> **Your task**: Tally all lines containing the word "open". Give the number alone.

> **Task input**:
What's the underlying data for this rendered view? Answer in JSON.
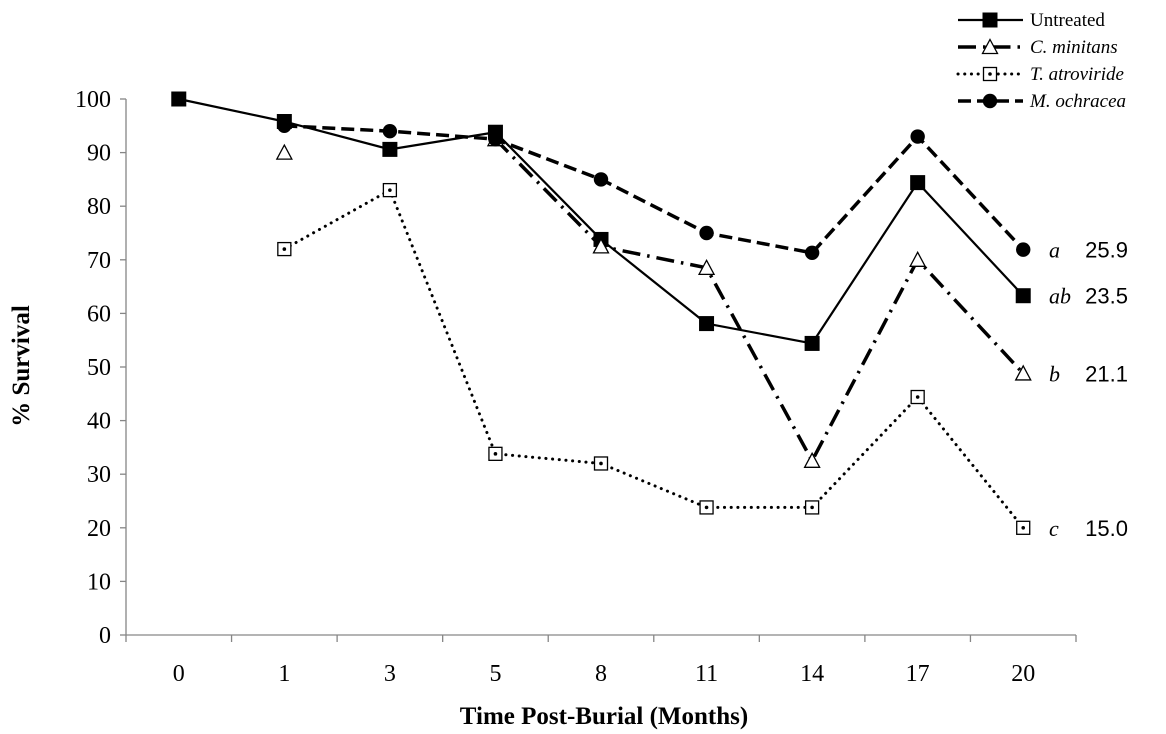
{
  "chart_data": {
    "type": "line",
    "xlabel": "Time Post-Burial (Months)",
    "ylabel": "% Survival",
    "categories": [
      "0",
      "1",
      "3",
      "5",
      "8",
      "11",
      "14",
      "17",
      "20"
    ],
    "ylim": [
      0,
      100
    ],
    "yticks": [
      0,
      10,
      20,
      30,
      40,
      50,
      60,
      70,
      80,
      90,
      100
    ],
    "grid": false,
    "legend_position": "top-right",
    "series": [
      {
        "name": "Untreated",
        "italic": false,
        "marker": "filled-square",
        "line": "solid",
        "values": [
          100,
          95.8,
          90.6,
          93.8,
          73.8,
          58.1,
          54.4,
          84.4,
          63.3
        ]
      },
      {
        "name": "C. minitans",
        "italic": true,
        "marker": "open-triangle",
        "line": "dash-dot",
        "values": [
          null,
          90.0,
          null,
          92.5,
          72.5,
          68.5,
          32.5,
          70.0,
          48.8
        ]
      },
      {
        "name": "T. atroviride",
        "italic": true,
        "marker": "open-square-dot",
        "line": "dotted",
        "values": [
          null,
          72.0,
          83.0,
          33.8,
          32.0,
          23.8,
          23.8,
          44.4,
          20.0
        ]
      },
      {
        "name": "M. ochracea",
        "italic": true,
        "marker": "filled-circle",
        "line": "dashed",
        "values": [
          null,
          95.0,
          94.0,
          92.5,
          85.0,
          75.0,
          71.3,
          93.0,
          71.9
        ]
      }
    ],
    "annotations": [
      {
        "series": "M. ochracea",
        "letter": "a",
        "value": "25.9"
      },
      {
        "series": "Untreated",
        "letter": "ab",
        "value": "23.5"
      },
      {
        "series": "C. minitans",
        "letter": "b",
        "value": "21.1"
      },
      {
        "series": "T. atroviride",
        "letter": "c",
        "value": "15.0"
      }
    ]
  }
}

> **Solved problem**: 2